Data entries:

•••

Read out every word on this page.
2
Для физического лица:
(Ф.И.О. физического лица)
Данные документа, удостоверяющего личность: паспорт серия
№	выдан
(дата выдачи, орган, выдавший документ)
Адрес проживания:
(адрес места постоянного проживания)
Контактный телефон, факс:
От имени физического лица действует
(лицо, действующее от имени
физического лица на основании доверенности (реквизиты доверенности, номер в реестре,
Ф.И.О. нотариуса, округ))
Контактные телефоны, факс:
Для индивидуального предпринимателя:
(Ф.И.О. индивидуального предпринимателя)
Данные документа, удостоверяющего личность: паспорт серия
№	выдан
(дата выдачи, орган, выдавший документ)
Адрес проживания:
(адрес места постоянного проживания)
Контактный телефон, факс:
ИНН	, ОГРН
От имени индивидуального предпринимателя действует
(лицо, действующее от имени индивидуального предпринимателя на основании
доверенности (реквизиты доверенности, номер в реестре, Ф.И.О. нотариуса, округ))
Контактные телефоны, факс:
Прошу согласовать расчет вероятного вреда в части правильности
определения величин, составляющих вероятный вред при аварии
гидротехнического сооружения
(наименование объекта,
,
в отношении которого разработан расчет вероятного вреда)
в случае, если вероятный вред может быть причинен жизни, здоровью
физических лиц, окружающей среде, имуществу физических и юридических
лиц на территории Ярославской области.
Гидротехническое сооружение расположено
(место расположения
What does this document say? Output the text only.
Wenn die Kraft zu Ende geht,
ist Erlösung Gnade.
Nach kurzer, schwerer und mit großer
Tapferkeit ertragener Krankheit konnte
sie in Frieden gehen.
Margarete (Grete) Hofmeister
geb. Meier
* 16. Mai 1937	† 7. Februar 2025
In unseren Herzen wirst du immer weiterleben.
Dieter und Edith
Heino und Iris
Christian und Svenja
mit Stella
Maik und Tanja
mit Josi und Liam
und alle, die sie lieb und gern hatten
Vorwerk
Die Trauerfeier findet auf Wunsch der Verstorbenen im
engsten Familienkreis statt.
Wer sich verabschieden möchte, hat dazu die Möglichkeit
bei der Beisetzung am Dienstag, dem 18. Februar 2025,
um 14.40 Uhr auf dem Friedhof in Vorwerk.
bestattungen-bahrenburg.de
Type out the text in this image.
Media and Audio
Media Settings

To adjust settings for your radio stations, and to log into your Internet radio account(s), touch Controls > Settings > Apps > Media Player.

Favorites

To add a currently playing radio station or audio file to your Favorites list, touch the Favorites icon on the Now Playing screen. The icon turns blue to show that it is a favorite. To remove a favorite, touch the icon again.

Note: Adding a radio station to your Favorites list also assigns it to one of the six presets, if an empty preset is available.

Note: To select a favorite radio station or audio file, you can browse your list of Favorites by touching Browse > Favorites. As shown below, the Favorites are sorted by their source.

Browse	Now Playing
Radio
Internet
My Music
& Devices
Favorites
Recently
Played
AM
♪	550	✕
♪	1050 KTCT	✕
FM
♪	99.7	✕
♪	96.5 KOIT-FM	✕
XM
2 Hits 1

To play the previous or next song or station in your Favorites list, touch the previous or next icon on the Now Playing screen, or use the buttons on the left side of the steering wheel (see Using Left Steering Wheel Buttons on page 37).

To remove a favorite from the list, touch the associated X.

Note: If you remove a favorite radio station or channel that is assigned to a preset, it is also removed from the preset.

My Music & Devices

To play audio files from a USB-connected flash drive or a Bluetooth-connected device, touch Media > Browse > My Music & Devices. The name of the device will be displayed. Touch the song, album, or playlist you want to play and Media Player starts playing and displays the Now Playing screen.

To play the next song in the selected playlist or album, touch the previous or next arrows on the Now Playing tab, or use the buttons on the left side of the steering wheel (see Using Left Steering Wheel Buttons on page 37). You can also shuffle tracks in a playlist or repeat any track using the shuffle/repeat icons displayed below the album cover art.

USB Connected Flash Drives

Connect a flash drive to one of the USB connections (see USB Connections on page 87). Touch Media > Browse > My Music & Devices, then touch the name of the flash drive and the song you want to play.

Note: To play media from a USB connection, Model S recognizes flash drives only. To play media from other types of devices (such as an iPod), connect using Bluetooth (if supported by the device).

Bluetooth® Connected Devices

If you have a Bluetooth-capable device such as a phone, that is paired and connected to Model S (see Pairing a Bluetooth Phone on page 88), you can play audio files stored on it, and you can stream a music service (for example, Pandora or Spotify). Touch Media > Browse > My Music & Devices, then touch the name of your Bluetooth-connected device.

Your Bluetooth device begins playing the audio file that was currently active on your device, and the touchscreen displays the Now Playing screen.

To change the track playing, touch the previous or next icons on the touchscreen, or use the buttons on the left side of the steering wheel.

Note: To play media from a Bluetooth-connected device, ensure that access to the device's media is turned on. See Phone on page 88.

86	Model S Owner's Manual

•••

EXERCISE AIM: Give only the number of lines in the preceding material that contain the string "also".

REPLY: 3